## Records for the task
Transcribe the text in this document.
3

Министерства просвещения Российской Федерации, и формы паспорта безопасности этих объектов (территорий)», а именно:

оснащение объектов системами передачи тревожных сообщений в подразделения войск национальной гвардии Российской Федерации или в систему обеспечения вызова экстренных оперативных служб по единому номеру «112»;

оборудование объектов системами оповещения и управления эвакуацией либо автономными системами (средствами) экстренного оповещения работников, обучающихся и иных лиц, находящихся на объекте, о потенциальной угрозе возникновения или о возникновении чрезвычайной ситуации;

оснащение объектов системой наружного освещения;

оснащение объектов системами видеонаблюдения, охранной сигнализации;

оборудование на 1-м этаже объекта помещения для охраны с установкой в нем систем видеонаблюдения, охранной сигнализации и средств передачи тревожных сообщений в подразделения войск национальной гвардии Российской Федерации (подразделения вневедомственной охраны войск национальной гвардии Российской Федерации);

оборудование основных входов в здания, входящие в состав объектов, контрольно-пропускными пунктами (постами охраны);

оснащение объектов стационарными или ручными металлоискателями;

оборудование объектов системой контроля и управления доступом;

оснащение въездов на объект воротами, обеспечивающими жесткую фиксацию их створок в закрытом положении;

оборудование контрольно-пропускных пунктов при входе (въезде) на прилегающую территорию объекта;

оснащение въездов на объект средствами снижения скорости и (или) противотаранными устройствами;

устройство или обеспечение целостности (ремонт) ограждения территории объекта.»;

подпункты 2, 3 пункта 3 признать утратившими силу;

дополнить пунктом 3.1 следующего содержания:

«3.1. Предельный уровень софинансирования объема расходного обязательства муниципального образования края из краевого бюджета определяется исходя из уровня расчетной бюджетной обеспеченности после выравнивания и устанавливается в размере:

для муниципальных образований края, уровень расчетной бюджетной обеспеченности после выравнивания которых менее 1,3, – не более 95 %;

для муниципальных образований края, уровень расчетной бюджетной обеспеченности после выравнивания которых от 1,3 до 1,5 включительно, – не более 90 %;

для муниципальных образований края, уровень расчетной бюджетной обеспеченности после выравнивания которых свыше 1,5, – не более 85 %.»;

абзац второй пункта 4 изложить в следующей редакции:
* * *
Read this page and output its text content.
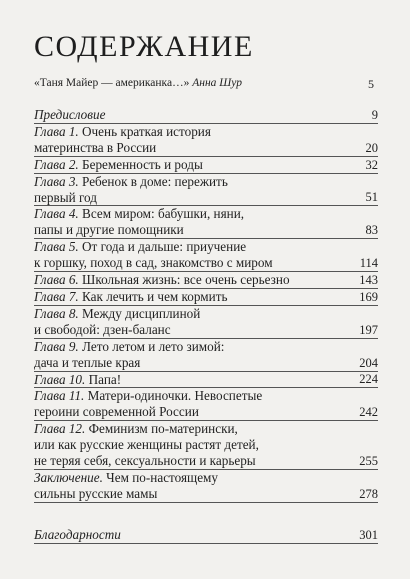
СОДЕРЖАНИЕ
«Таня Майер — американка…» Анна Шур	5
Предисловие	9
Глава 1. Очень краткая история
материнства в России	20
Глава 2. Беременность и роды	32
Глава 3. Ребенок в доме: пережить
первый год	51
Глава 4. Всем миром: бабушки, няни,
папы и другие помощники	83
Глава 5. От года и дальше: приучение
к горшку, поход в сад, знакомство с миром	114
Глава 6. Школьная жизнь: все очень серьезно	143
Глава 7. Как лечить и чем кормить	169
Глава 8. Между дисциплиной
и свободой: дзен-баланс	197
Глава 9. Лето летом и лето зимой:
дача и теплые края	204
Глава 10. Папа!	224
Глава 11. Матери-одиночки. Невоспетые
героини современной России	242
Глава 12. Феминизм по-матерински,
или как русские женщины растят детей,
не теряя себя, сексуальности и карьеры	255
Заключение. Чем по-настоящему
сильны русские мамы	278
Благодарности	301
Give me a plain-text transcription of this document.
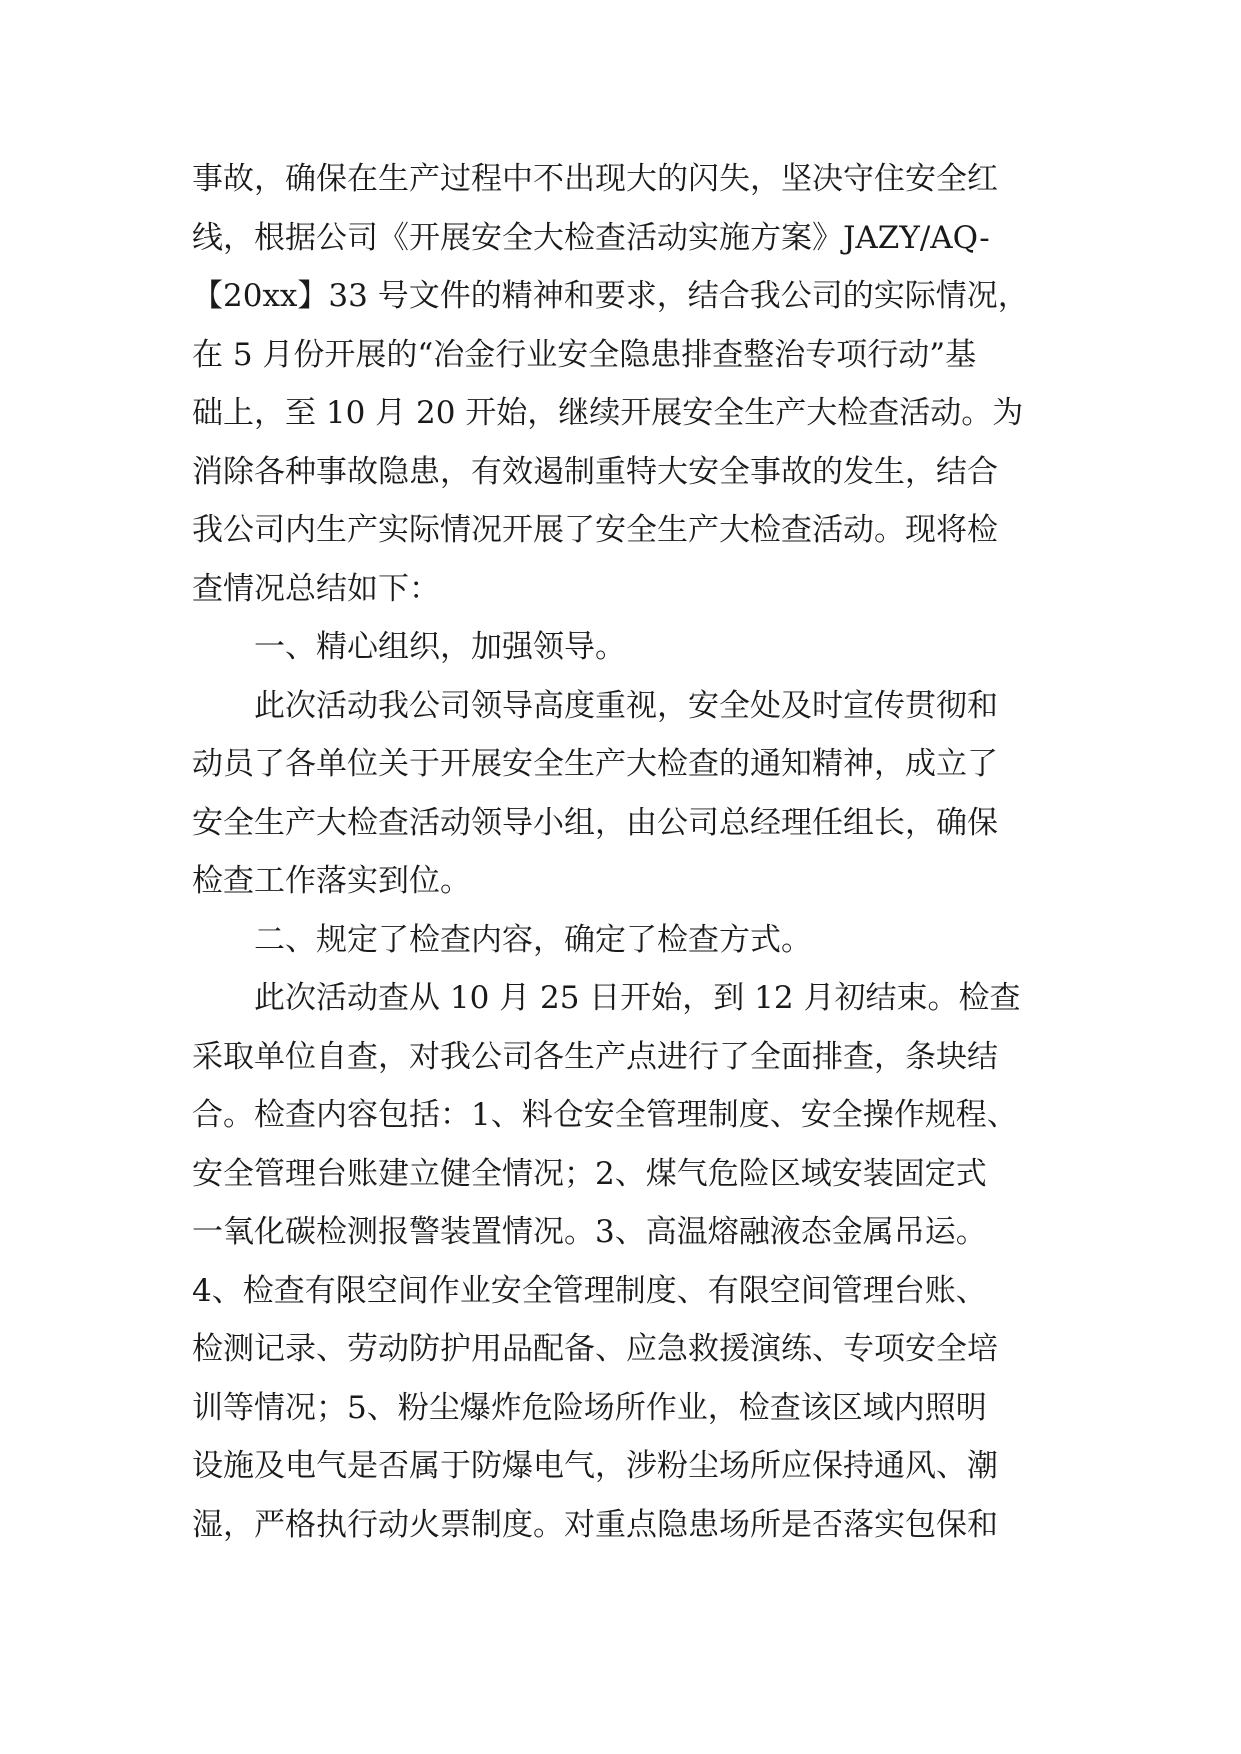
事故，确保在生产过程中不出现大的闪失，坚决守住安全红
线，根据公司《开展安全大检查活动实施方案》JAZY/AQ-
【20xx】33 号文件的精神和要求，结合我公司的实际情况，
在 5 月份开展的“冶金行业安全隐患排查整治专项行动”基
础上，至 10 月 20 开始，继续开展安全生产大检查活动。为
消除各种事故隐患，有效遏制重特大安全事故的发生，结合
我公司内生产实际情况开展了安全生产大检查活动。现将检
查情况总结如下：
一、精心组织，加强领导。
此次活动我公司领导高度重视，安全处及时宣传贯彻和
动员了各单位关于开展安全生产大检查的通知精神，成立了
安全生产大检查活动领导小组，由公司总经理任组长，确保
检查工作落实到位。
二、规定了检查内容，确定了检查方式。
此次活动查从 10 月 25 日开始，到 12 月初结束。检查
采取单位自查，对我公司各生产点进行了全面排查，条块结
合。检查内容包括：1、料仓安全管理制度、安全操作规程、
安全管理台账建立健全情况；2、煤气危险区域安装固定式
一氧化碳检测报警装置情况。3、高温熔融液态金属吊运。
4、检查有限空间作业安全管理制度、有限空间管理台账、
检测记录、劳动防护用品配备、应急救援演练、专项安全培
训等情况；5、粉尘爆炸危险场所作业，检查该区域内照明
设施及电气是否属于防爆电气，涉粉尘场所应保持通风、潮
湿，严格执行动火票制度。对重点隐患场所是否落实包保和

## Stated exercise
Filter out all lines lacking the word "подразделения" and copy the rest.

## Written answer
оснащение объектов системами передачи тревожных сообщений в подразделения войск национальной гвардии Российской Федерации или в систему обеспечения вызова экстренных оперативных служб по единому номеру «112»;
оборудование на 1-м этаже объекта помещения для охраны с установкой в нем систем видеонаблюдения, охранной сигнализации и средств передачи тревожных сообщений в подразделения войск национальной гвардии Российской Федерации (подразделения вневедомственной охраны войск национальной гвардии Российской Федерации);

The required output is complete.